Work required: Images appear in the records below; leave them out and repeat everything else exactly.

Dataset entries:
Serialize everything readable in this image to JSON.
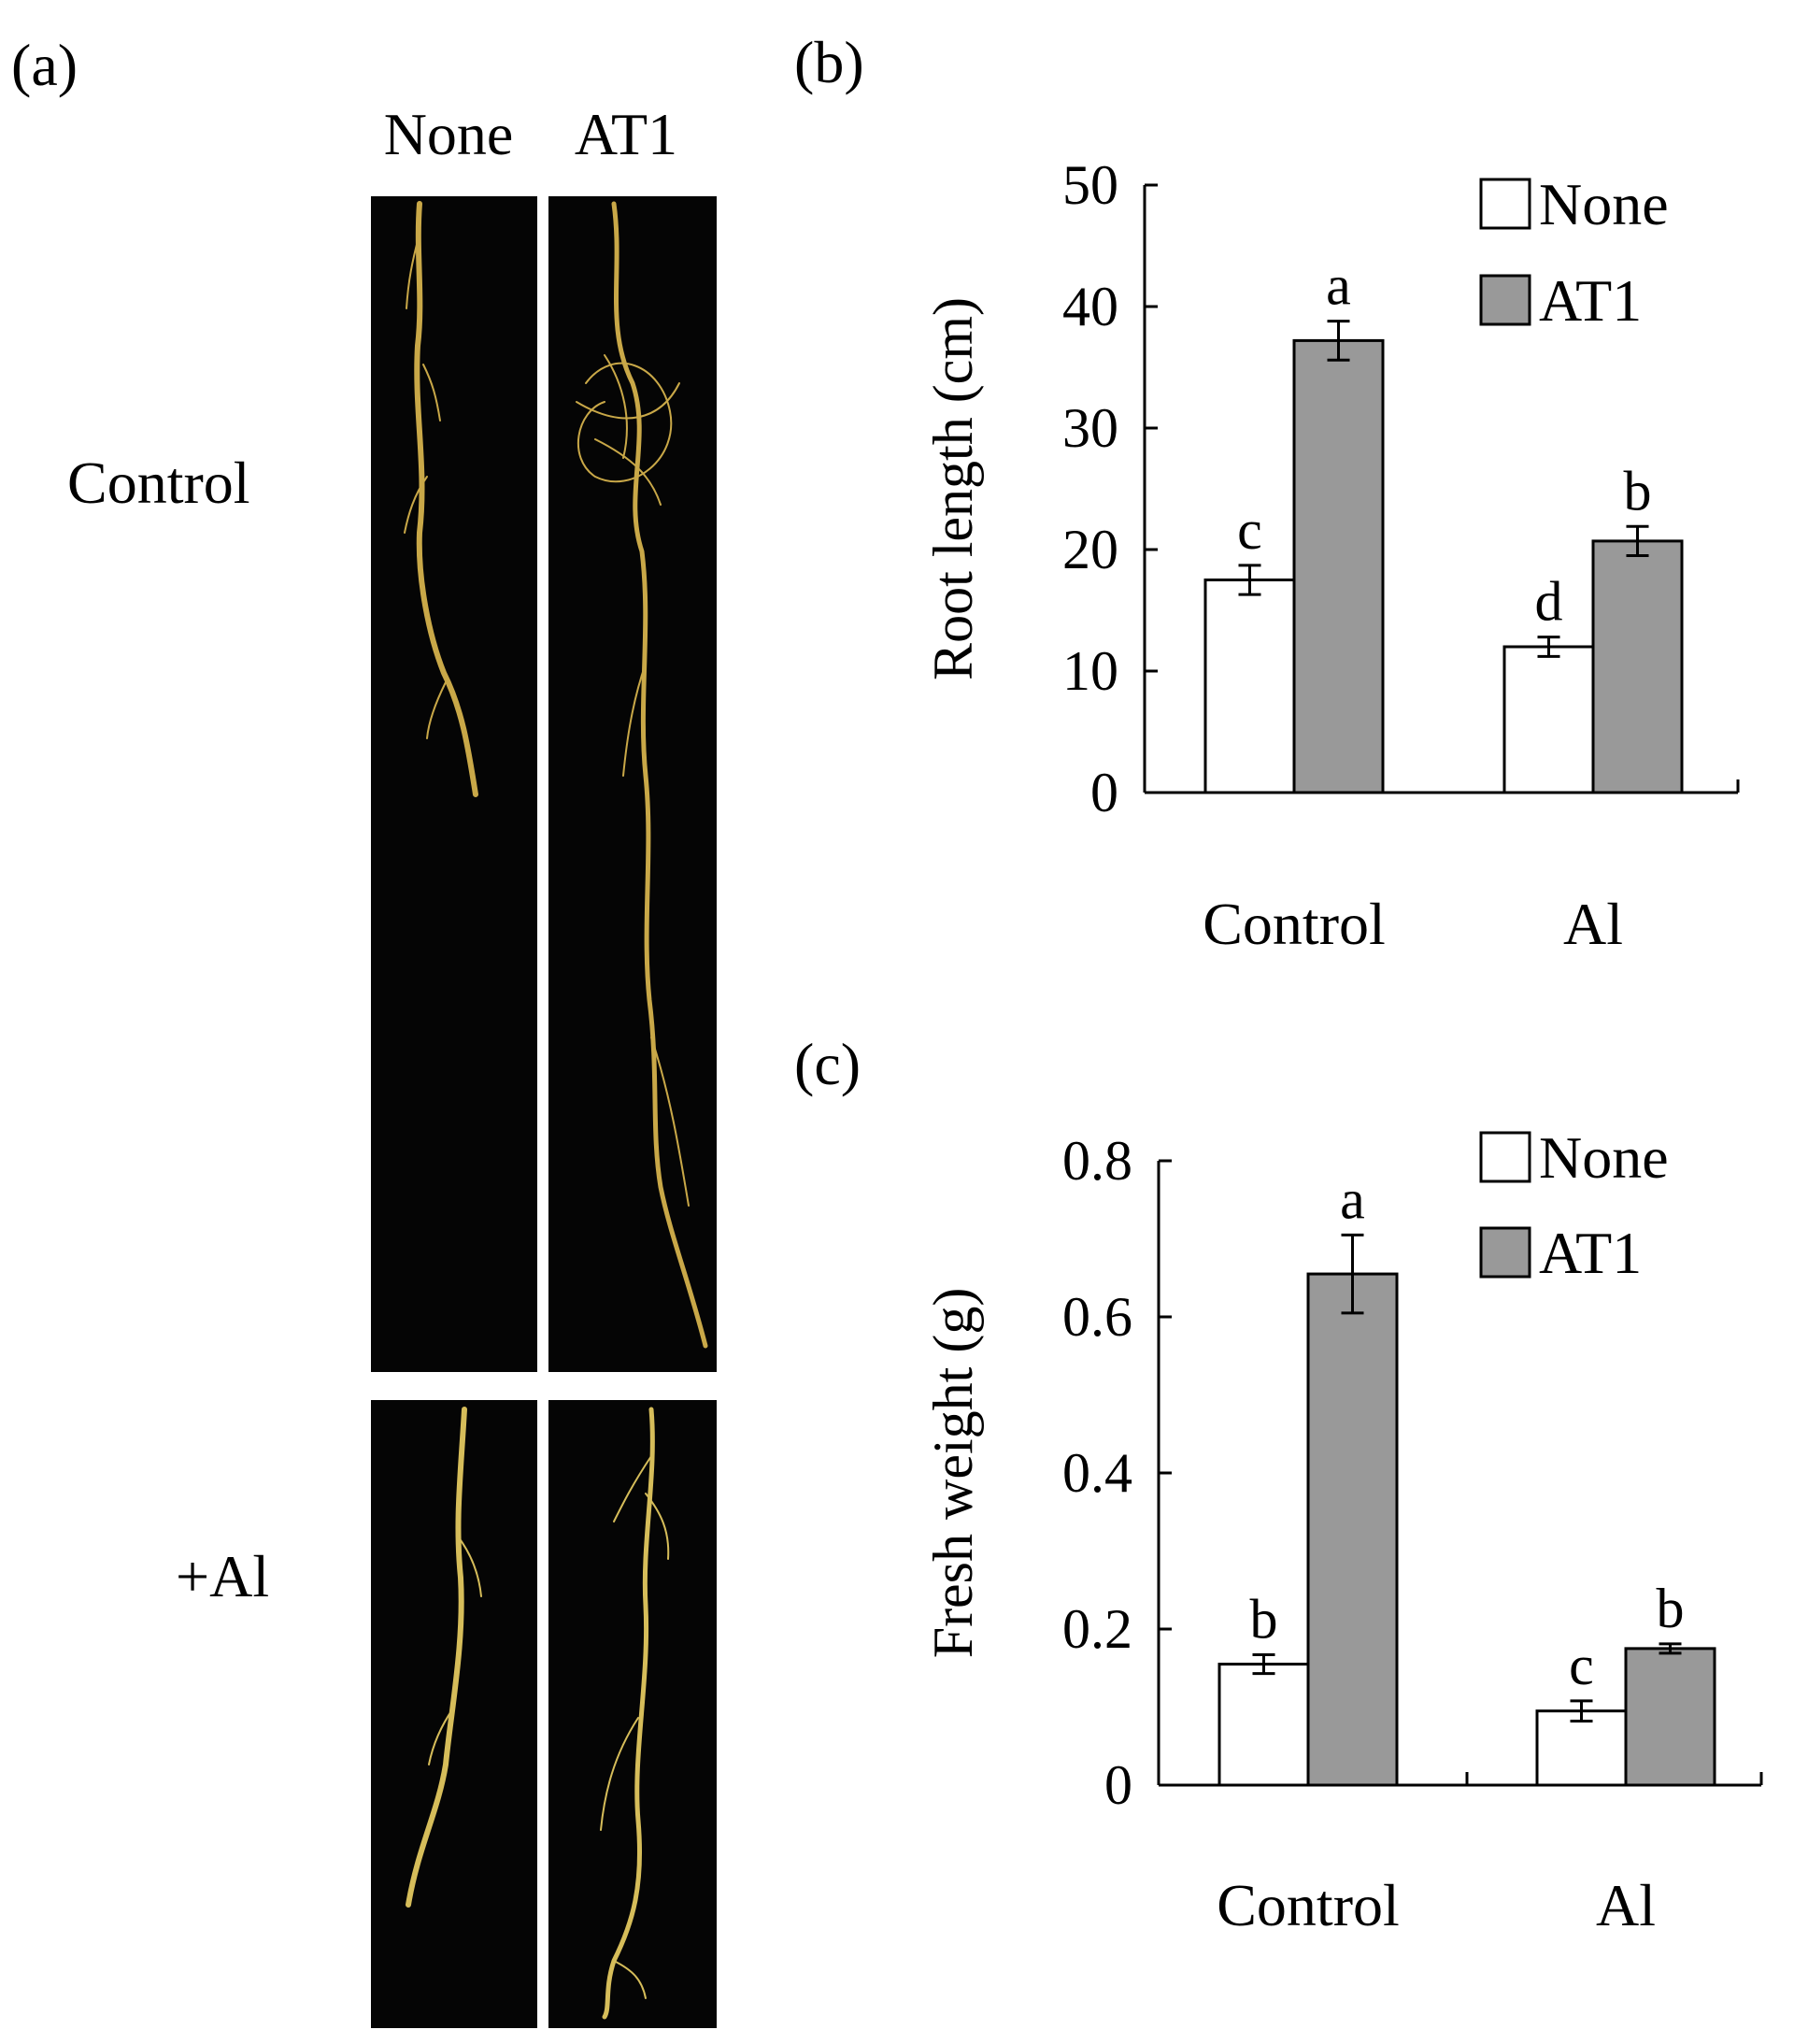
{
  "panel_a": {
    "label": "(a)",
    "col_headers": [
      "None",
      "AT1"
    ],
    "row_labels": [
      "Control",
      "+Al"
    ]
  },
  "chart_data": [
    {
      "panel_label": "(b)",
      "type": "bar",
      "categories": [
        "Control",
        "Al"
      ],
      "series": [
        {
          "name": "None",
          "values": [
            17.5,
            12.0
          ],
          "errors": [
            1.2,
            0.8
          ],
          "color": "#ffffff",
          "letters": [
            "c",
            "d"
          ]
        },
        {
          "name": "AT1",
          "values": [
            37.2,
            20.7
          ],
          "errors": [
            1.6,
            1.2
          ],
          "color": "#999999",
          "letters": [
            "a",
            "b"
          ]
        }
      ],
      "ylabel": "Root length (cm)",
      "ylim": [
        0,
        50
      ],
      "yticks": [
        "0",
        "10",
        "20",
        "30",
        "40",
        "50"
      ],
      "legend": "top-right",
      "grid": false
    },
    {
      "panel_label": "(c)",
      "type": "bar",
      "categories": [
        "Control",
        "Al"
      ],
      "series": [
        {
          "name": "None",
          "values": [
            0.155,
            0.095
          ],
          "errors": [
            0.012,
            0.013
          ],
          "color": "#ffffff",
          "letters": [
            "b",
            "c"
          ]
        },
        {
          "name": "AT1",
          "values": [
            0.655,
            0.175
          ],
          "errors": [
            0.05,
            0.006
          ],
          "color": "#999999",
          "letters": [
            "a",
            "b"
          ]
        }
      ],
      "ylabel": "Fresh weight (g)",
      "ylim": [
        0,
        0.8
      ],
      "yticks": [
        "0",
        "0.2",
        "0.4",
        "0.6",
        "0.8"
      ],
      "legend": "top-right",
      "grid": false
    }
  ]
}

Output of the task:
Serialize everything readable in this image to JSON.
{
  "panel_a": {
    "label": "(a)",
    "col_headers": [
      "None",
      "AT1"
    ],
    "row_labels": [
      "Control",
      "+Al"
    ]
  },
  "chart_data": [
    {
      "panel_label": "(b)",
      "type": "bar",
      "categories": [
        "Control",
        "Al"
      ],
      "series": [
        {
          "name": "None",
          "values": [
            17.5,
            12.0
          ],
          "errors": [
            1.2,
            0.8
          ],
          "color": "#ffffff",
          "letters": [
            "c",
            "d"
          ]
        },
        {
          "name": "AT1",
          "values": [
            37.2,
            20.7
          ],
          "errors": [
            1.6,
            1.2
          ],
          "color": "#999999",
          "letters": [
            "a",
            "b"
          ]
        }
      ],
      "ylabel": "Root length (cm)",
      "ylim": [
        0,
        50
      ],
      "yticks": [
        "0",
        "10",
        "20",
        "30",
        "40",
        "50"
      ],
      "legend": "top-right",
      "grid": false
    },
    {
      "panel_label": "(c)",
      "type": "bar",
      "categories": [
        "Control",
        "Al"
      ],
      "series": [
        {
          "name": "None",
          "values": [
            0.155,
            0.095
          ],
          "errors": [
            0.012,
            0.013
          ],
          "color": "#ffffff",
          "letters": [
            "b",
            "c"
          ]
        },
        {
          "name": "AT1",
          "values": [
            0.655,
            0.175
          ],
          "errors": [
            0.05,
            0.006
          ],
          "color": "#999999",
          "letters": [
            "a",
            "b"
          ]
        }
      ],
      "ylabel": "Fresh weight (g)",
      "ylim": [
        0,
        0.8
      ],
      "yticks": [
        "0",
        "0.2",
        "0.4",
        "0.6",
        "0.8"
      ],
      "legend": "top-right",
      "grid": false
    }
  ]
}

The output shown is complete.